_Direction:_ In the entries that follow, how many lines contain the word "structure"? Answer with the number only.

○ ○ ○ ○ ○

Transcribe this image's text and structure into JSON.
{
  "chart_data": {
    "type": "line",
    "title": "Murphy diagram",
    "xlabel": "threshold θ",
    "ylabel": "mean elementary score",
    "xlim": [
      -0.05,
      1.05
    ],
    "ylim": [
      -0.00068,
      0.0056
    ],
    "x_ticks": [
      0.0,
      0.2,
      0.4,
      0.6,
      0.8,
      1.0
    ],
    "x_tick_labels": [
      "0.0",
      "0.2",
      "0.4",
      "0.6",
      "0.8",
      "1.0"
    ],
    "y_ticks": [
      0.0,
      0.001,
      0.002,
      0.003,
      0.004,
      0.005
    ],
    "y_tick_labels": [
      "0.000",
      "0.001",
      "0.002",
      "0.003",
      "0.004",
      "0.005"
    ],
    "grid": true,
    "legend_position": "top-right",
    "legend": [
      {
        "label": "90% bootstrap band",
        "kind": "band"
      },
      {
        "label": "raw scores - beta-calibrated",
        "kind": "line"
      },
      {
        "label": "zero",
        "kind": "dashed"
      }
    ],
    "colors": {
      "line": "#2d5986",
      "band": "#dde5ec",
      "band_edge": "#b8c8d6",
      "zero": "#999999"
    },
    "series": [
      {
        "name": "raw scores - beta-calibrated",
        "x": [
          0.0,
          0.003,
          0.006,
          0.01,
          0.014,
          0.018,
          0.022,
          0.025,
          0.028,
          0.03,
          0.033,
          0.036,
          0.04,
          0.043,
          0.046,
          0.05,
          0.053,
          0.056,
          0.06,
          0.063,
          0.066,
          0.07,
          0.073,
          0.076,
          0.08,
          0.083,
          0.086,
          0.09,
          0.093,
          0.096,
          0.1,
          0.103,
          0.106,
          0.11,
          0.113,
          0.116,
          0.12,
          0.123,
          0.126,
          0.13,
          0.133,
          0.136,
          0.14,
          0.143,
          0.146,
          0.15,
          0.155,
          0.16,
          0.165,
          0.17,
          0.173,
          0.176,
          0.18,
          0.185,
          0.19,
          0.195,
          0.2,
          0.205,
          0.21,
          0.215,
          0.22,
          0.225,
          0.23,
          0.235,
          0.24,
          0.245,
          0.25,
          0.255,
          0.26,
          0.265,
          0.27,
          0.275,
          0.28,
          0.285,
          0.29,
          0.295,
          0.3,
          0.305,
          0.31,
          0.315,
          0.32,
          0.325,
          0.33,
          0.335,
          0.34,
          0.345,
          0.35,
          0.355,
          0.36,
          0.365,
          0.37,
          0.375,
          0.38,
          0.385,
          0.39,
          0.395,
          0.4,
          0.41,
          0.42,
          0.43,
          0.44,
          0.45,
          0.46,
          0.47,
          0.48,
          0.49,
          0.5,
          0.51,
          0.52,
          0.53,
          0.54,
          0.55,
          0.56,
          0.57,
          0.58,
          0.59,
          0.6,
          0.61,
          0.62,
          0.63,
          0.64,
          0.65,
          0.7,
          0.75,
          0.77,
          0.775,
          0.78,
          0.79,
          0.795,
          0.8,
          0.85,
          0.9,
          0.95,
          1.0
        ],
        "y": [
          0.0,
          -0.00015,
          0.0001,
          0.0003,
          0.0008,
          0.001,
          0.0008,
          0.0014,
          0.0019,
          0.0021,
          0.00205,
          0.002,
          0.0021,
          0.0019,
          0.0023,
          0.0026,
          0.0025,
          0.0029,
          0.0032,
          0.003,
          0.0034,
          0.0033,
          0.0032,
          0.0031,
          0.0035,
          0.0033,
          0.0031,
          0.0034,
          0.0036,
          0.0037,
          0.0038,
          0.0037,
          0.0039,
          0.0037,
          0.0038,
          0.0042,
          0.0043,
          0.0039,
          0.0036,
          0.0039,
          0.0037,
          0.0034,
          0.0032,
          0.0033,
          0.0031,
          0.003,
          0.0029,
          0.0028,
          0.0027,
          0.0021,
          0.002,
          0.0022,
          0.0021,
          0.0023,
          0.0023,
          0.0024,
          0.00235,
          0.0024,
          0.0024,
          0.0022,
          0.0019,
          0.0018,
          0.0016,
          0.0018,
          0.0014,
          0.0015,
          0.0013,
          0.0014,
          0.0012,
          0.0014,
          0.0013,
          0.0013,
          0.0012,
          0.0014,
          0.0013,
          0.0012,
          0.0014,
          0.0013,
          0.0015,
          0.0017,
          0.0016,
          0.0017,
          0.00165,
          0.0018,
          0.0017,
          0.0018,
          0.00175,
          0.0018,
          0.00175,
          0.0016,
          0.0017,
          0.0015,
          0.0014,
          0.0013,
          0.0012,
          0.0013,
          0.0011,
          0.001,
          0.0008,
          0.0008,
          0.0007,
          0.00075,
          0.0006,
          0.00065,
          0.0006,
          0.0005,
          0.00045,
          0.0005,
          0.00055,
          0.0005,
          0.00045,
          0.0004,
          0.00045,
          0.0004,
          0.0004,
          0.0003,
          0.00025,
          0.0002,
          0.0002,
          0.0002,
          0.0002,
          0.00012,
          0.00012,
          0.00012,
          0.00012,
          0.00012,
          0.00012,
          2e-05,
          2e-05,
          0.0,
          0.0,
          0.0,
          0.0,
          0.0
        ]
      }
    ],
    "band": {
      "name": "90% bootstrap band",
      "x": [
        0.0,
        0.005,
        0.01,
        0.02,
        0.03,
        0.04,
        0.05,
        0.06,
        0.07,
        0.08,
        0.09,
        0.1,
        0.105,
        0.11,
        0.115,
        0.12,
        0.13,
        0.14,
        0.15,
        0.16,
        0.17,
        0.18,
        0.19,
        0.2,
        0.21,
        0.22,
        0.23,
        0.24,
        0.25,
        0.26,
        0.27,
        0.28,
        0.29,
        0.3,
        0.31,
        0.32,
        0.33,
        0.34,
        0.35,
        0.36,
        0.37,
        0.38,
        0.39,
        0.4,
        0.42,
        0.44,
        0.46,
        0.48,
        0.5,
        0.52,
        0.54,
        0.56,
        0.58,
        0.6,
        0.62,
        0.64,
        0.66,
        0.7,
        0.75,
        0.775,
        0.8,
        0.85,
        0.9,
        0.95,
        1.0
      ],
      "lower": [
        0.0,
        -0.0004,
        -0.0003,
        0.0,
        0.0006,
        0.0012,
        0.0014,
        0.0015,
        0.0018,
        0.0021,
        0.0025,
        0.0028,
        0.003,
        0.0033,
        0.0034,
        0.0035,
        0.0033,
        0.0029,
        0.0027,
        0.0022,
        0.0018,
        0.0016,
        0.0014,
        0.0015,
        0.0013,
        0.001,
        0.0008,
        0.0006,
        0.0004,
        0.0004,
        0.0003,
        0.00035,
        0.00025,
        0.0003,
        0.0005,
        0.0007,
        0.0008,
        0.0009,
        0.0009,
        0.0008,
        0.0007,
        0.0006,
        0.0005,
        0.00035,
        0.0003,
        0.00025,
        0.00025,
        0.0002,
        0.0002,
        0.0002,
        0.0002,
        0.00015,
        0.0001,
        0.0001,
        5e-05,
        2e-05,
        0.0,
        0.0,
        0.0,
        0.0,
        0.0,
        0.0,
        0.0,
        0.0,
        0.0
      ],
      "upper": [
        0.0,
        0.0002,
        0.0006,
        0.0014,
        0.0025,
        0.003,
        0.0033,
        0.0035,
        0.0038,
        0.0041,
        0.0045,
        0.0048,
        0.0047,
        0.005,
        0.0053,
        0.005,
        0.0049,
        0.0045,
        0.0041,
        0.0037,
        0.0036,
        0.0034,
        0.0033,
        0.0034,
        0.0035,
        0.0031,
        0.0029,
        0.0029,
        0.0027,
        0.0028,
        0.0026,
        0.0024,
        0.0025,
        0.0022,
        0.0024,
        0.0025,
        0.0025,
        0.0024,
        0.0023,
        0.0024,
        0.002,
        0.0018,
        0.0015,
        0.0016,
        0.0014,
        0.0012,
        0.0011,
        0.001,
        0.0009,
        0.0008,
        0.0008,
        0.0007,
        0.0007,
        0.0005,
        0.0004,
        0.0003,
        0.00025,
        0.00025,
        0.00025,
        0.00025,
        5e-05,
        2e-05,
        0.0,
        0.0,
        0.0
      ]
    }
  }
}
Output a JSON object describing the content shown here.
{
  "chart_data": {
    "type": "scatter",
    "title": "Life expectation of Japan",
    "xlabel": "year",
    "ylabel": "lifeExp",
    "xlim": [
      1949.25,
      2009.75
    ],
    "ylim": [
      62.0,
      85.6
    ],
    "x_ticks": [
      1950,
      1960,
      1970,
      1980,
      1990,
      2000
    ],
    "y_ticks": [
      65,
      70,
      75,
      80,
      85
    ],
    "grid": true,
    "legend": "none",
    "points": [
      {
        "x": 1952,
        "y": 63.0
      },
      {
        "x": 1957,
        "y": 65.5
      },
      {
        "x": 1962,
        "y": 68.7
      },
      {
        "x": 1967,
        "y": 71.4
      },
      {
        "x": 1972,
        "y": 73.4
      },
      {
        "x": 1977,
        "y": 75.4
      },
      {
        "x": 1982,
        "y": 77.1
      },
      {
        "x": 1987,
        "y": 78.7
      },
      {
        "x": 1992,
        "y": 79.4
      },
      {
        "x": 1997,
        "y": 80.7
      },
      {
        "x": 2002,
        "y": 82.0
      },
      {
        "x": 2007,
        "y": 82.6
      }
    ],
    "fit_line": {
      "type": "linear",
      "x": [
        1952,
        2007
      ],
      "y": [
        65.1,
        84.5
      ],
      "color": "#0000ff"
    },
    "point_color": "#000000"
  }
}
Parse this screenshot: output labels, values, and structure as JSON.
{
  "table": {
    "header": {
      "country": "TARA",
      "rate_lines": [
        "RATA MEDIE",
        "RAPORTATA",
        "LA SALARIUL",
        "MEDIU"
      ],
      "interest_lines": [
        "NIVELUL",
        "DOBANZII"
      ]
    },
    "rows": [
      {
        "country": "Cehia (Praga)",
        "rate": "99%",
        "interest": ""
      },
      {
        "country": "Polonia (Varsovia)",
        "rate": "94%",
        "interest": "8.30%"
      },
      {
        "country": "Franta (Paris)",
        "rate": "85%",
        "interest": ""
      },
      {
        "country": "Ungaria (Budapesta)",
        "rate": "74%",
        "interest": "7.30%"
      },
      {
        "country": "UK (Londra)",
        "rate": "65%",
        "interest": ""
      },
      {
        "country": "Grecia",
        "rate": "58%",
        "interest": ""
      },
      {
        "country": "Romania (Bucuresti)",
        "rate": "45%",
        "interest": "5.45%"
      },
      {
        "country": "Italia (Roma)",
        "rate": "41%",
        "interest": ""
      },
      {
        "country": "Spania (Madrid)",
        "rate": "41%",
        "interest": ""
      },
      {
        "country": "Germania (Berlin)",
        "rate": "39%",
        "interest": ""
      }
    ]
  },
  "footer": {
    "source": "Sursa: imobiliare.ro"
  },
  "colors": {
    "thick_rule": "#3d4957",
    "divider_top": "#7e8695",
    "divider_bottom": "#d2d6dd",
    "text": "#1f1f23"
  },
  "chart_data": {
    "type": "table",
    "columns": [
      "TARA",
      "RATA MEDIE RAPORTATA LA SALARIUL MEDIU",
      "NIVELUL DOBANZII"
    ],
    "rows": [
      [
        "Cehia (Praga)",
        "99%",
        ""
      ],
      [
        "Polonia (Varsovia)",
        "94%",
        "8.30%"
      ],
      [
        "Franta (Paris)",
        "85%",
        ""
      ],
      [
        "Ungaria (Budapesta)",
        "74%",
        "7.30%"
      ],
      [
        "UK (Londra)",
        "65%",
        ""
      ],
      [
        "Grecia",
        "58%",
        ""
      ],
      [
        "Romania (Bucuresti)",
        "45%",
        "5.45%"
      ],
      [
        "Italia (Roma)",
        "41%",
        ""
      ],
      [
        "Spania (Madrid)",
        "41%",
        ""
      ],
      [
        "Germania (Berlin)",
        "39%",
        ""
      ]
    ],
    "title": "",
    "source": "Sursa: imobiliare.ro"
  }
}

○ ○ ○ ○ ○

_Solution to this problem:_ 2